Le Festival d’Avignon, festival de création, donne à voir dans notre région les tendances les plus diverses, innovantes mais souvent volontairement low tech, de la scène théâtrale contemporaine

Créé par Jean Vilar pour être le fer de lance d’un théâtre pour tous, d’un théâtre de service public, d’un théâtre populaire, il reste un lieu de débats et de batailles. Passionnant, et risqué, comme tout festival de création. Quelques recommandations, parmi ce que nous avons vu, et celleux que nous attendons avec impatience.

KRUMP

Bintou Dembelé ouvre le Festival d’Avignon avec G.R.O.O.V.E, et c’est une révolution. Bien sûr il y a eu quelques femmes au Festival, quelques noirs, plutôt africains que français. Mais une femme noire française venue du hip-hop et traquant les traces de l’esclavage français, jusque dans les Indes Galantes de Rameau dont elle a magnifiquement dynamité la «Danse des Sauvages » ? La charge subversive de Bintou Dembelé ne s’arrête pas à ce geste opératique. La déambulation de trois heures qu’elle propose, avec quatorze danseurs, une chanteuse et un guitariste, part du cinéma Utopia qui projette un film sur le marronnage en Guyane, s’arrête sur le parvis de l’Opéra, place habituelle du hip-hop et du krump, avant d’entrer dans le théâtre, et d’y rendre un hommage aux cultures noires et aux cultures de rue. Par la danse, la musique, les mots, la voix, le rituel, qu’elle conçoit comme un tout.  Pour changer notre regard, déstructurer nos références culturelles colonisées, et nous faire voir autrement notre monde commun.

◆ ◆ ◆ ◆

Questions de lecture:
(1) Recopiez à l’identique le passage du texte sur le Festival d’Avignon, de "Le Festival d’Avignon, festival" à "attendons avec impatience.".
(2) Prolongez le texte sur le Festival d’Avignon à la suite de sa dernière phrase.

[Enregistrements issus d’une source de données]
◆ ◆ ◆ ◆

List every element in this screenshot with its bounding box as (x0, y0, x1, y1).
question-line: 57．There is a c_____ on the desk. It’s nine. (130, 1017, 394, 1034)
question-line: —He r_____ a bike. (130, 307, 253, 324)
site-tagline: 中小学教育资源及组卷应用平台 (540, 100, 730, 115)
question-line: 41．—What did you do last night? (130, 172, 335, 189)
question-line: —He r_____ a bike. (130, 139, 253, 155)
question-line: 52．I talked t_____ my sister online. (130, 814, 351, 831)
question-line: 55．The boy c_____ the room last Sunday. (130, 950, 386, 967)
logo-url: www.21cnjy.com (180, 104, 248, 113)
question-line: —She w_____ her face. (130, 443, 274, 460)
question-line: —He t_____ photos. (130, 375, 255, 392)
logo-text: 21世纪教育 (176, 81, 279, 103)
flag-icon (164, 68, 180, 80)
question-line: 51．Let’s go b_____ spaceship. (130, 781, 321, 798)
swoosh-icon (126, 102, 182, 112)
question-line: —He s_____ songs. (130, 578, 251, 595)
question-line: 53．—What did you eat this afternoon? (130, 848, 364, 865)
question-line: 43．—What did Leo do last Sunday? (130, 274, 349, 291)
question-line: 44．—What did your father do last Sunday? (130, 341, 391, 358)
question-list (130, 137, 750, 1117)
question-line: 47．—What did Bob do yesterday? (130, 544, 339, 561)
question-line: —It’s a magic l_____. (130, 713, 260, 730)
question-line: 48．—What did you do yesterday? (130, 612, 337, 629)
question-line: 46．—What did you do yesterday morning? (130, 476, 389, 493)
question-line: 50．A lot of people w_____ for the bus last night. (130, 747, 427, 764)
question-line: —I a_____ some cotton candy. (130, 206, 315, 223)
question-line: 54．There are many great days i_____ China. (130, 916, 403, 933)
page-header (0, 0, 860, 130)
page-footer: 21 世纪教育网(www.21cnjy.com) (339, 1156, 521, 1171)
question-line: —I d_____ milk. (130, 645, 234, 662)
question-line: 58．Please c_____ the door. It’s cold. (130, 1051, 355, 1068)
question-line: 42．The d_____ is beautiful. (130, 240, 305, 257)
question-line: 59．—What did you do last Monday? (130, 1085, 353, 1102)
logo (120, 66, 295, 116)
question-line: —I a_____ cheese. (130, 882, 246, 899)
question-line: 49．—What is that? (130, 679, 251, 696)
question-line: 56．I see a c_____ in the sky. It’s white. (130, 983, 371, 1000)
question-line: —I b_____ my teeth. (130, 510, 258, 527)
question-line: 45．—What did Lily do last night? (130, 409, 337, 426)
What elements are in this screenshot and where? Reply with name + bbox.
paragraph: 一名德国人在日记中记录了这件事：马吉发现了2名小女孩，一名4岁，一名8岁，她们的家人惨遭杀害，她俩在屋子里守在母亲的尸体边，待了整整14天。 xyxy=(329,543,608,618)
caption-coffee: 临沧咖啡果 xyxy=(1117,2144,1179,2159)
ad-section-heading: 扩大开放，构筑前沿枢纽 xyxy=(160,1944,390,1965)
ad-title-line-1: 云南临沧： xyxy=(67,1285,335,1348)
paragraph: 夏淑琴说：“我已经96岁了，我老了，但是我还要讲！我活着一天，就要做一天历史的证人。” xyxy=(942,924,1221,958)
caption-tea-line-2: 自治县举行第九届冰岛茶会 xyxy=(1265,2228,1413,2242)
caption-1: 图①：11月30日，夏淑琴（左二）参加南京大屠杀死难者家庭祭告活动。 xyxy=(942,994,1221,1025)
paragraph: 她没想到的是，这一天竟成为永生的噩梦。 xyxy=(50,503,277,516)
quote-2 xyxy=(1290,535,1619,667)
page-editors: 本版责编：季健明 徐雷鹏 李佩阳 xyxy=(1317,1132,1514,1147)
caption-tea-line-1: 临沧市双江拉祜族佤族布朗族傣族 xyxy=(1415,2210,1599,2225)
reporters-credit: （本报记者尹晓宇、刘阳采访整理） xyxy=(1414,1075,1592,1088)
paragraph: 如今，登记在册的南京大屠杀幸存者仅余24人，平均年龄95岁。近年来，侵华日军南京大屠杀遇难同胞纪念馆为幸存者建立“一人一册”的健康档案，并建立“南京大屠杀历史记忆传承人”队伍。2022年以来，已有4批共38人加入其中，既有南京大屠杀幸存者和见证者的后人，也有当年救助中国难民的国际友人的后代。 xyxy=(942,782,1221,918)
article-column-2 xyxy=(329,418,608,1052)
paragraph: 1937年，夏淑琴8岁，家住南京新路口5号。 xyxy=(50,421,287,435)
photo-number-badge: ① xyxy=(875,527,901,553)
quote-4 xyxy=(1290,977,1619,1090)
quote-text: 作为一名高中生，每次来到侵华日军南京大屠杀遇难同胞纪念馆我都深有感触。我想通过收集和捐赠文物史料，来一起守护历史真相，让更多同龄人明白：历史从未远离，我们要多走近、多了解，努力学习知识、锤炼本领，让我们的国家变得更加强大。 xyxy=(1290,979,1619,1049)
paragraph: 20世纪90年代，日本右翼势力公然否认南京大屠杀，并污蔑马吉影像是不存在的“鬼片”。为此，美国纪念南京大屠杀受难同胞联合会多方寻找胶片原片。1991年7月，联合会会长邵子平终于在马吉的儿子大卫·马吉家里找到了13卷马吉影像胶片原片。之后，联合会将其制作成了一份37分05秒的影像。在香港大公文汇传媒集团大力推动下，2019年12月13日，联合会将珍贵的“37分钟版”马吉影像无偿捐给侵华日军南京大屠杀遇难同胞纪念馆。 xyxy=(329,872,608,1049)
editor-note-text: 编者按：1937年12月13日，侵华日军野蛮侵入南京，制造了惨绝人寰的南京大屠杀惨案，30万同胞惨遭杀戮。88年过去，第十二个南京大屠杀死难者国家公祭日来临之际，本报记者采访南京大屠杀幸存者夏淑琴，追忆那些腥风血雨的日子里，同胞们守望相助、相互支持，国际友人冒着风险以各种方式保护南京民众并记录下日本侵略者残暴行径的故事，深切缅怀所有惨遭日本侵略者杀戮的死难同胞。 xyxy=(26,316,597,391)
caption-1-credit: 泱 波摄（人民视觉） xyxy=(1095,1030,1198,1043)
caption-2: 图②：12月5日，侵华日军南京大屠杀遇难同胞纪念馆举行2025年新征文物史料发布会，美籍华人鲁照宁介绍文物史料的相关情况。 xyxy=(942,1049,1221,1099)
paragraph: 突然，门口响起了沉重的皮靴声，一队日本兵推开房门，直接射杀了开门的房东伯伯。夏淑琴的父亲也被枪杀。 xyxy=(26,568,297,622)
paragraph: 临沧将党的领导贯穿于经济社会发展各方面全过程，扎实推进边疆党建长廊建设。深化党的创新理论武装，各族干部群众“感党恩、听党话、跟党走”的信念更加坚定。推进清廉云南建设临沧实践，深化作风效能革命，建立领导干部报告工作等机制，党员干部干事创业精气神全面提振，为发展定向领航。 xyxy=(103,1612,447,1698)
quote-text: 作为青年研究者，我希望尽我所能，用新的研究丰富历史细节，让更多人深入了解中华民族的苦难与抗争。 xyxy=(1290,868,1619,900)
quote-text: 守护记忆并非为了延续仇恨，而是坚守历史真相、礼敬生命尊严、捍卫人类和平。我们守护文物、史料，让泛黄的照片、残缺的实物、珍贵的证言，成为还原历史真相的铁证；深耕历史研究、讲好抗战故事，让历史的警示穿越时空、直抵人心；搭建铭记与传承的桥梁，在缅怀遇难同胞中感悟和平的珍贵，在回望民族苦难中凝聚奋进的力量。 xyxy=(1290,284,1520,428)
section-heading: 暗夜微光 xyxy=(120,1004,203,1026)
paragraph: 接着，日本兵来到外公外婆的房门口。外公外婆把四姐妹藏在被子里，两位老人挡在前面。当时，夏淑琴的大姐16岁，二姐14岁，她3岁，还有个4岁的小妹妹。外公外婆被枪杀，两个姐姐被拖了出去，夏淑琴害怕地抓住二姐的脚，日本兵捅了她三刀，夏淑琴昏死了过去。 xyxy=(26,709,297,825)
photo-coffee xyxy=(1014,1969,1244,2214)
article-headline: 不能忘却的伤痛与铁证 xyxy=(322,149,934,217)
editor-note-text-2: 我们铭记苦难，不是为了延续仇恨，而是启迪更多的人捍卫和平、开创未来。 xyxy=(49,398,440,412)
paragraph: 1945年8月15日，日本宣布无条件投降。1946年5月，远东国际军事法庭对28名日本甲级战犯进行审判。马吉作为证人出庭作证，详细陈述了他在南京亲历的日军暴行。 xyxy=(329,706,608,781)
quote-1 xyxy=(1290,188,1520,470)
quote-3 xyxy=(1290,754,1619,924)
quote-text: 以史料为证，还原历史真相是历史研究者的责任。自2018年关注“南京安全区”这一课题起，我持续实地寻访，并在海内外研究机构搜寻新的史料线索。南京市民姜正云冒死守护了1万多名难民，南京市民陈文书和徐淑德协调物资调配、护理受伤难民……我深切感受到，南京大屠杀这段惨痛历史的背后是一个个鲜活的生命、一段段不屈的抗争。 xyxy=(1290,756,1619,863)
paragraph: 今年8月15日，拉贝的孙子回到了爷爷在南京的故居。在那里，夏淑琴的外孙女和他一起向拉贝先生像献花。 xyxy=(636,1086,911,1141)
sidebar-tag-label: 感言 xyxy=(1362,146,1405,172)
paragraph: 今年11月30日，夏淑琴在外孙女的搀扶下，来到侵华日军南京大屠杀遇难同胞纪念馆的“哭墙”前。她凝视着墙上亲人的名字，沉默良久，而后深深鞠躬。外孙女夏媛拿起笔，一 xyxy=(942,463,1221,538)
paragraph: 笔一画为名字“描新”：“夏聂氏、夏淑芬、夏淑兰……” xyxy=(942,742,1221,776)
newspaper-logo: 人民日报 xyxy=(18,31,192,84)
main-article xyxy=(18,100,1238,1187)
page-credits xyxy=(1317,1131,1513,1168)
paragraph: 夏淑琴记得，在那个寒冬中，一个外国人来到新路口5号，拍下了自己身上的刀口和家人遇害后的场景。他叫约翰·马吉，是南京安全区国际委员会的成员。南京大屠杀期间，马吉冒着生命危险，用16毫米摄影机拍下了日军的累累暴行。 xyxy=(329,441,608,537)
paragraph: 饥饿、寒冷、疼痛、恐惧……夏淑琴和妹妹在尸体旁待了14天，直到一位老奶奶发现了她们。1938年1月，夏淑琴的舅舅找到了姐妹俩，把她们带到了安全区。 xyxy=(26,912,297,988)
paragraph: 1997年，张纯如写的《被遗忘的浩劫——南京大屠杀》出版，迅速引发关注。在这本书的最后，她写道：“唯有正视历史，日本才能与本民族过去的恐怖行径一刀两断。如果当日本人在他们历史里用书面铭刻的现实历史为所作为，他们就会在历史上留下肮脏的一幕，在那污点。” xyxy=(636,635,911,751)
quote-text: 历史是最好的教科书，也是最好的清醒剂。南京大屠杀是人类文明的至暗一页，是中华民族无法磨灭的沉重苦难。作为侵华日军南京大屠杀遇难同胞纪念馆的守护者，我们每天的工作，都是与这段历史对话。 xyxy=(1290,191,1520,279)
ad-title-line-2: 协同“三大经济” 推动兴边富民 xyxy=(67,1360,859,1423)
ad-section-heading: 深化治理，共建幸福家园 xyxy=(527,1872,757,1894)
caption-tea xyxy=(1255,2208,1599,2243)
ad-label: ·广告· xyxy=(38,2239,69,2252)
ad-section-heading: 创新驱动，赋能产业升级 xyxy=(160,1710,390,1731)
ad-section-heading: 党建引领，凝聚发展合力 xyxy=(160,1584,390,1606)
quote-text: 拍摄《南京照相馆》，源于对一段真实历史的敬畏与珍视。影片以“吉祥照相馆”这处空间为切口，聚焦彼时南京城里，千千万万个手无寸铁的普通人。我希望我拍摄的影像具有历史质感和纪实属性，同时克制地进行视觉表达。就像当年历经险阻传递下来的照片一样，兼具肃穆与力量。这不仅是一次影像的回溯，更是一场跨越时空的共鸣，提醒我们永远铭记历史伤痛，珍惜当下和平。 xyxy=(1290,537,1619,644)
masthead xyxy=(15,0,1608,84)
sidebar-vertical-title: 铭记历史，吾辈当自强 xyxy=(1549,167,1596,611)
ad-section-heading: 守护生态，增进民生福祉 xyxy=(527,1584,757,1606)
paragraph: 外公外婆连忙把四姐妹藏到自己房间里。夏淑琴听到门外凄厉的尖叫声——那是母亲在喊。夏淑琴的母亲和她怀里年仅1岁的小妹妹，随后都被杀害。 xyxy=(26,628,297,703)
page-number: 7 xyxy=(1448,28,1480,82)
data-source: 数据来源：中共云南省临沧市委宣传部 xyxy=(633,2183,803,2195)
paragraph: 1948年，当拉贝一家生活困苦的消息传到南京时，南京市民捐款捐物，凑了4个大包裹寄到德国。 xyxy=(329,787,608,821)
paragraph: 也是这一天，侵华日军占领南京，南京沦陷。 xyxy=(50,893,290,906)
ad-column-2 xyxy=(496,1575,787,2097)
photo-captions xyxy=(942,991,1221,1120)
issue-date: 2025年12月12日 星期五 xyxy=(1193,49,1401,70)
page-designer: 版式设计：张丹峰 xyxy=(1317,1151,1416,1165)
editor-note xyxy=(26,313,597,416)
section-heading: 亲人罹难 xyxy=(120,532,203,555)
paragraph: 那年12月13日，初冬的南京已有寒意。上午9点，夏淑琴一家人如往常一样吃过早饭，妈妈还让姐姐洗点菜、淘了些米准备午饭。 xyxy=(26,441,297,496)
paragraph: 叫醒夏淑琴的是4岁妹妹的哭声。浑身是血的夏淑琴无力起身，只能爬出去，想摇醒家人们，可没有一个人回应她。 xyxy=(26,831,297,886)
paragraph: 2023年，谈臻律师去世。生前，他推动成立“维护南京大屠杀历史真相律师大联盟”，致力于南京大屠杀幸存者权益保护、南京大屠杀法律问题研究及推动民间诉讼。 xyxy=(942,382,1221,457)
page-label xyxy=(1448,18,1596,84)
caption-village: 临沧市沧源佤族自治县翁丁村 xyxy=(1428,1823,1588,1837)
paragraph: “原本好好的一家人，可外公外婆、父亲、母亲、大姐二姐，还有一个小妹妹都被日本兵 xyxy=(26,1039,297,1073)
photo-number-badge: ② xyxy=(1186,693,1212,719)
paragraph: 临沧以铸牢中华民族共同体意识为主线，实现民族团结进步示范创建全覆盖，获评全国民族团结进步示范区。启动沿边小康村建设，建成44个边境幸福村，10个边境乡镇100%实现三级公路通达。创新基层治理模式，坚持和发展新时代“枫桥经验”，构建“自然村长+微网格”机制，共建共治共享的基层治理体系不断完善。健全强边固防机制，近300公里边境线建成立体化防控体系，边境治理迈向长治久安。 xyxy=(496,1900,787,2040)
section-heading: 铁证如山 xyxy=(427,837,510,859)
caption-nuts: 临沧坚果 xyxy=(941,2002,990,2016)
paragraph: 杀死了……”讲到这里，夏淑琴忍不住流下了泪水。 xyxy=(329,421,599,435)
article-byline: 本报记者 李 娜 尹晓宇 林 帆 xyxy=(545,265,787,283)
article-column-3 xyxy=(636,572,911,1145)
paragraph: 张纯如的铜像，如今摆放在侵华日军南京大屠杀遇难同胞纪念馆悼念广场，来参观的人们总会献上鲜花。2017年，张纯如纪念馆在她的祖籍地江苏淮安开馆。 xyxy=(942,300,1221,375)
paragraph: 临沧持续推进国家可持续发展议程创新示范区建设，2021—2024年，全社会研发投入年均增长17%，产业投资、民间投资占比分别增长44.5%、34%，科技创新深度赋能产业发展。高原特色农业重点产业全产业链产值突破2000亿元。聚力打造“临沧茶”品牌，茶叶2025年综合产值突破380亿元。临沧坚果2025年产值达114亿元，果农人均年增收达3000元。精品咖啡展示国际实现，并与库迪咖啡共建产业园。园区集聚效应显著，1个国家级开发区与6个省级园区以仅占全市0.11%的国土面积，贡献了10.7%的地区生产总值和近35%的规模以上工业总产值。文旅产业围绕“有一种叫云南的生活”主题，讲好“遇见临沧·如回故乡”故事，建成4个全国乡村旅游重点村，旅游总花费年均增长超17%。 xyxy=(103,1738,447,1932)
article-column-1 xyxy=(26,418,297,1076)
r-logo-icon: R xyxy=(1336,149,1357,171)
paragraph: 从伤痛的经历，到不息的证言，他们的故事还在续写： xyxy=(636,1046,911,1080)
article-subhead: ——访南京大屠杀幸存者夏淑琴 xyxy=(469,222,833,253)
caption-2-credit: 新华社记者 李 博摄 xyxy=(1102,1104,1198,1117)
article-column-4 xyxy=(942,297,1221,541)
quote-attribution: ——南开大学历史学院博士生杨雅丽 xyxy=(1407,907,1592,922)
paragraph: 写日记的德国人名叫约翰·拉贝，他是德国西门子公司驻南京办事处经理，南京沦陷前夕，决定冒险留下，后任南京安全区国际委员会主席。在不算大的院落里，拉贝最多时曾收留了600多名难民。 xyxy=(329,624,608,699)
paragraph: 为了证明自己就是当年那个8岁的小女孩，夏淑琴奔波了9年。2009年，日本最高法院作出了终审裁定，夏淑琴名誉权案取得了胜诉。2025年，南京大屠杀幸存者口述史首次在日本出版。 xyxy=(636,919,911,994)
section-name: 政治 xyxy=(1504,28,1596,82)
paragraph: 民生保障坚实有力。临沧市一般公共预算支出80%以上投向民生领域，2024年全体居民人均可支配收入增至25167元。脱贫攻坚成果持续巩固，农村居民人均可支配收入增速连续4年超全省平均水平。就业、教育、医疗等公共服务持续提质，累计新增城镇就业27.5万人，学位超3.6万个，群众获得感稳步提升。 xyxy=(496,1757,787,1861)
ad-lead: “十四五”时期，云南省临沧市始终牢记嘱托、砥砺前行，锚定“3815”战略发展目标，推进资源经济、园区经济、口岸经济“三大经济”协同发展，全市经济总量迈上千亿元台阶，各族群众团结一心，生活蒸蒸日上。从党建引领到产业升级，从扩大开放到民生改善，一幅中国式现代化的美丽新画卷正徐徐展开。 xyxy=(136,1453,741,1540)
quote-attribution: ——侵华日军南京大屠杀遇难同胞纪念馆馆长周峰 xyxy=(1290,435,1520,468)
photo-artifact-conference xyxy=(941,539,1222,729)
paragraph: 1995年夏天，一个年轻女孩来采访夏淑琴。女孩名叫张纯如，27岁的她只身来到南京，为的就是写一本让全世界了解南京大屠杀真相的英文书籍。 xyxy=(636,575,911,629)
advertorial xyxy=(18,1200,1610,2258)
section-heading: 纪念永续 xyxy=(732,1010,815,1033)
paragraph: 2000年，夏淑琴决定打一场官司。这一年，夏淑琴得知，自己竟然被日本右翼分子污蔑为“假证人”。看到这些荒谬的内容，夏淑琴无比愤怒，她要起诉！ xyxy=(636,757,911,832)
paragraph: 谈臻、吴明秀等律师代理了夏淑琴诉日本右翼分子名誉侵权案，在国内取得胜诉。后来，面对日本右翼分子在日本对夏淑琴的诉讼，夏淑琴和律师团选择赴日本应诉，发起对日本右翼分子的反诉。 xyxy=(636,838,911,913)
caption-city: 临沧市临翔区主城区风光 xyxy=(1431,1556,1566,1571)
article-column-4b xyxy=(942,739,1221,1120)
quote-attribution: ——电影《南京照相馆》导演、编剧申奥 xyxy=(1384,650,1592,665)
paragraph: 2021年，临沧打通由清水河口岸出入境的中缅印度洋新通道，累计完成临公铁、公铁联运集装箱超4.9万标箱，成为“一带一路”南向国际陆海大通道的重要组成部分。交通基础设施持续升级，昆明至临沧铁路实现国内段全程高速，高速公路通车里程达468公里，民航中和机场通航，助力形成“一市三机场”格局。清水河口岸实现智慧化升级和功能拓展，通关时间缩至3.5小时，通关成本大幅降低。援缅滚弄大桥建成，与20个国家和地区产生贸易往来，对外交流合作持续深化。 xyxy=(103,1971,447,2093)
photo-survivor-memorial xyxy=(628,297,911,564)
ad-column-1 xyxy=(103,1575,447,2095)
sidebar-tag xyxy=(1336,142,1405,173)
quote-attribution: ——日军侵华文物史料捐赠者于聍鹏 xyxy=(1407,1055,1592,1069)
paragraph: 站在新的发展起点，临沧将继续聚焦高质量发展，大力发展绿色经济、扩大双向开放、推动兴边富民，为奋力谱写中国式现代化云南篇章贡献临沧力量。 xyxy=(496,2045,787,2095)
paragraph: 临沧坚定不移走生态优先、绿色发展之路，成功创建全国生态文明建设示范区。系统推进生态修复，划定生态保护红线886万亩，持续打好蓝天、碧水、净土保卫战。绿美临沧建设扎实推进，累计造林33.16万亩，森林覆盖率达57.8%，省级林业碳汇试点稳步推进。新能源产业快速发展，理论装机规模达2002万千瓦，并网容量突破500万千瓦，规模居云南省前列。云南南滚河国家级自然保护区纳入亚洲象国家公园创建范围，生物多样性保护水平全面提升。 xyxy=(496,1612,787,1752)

◆ ◆ ◆ ◆

Réponses aux exercices:
(1)
Le Festival d’Avignon, festival de création, donne à voir dans notre région les tendances les plus diverses, innovantes mais souvent volontairement low tech, de la scène théâtrale contemporaine

Créé par Jean Vilar pour être le fer de lance d’un théâtre pour tous, d’un théâtre de service public, d’un théâtre populaire, il reste un lieu de débats et de batailles. Passionnant, et risqué, comme tout festival de création. Quelques recommandations, parmi ce que nous avons vu, et celleux que nous attendons avec impatience.

(2)
G.R.O.O.V.E
Création 2023
De Bintou Dembelé
Du 5 au 10 juillet à 17 h, relâche le 7
Déambulation

Notre grandeur

Julie Deliquet dans la Cour est une autre révolution. Parce qu’aucune metteuse en scène n’a eu cet « honneur » depuis Ariane Mouchkine, mais aussi par le sujet qu’elle aborde, et comment. La directrice du Centre dramatique de Saint-Denis aime adapter le cinéma au théâtre, y trouver des espaces nouveaux, des incarnations différentes, avec des corps vus de plus loin mais dans le réel et le présent, toujours incertain et unique, de la représentation théâtrale. Elle aime « la puissance des dialogues » de certains films, et les porte sur scène. Pourtant Welfare est l’adaptation d’un documentaire : les dialogues viennent du réel et où les personnages y sont des personnes aux parcours chaotiques et cabossés. Ce sont des oubliés, qui dans le film de Frederick Wiseman sont des candidats à l’aide sociale à New York, dans les années 1970. Mères célibataires, chômeurs, travailleurs pauvres, sans abris… Les incarner, aujourd’hui, au palais des Papes, dit leur offrir une universalité et une grandeur inespérées. Auxquelles ils ont droit.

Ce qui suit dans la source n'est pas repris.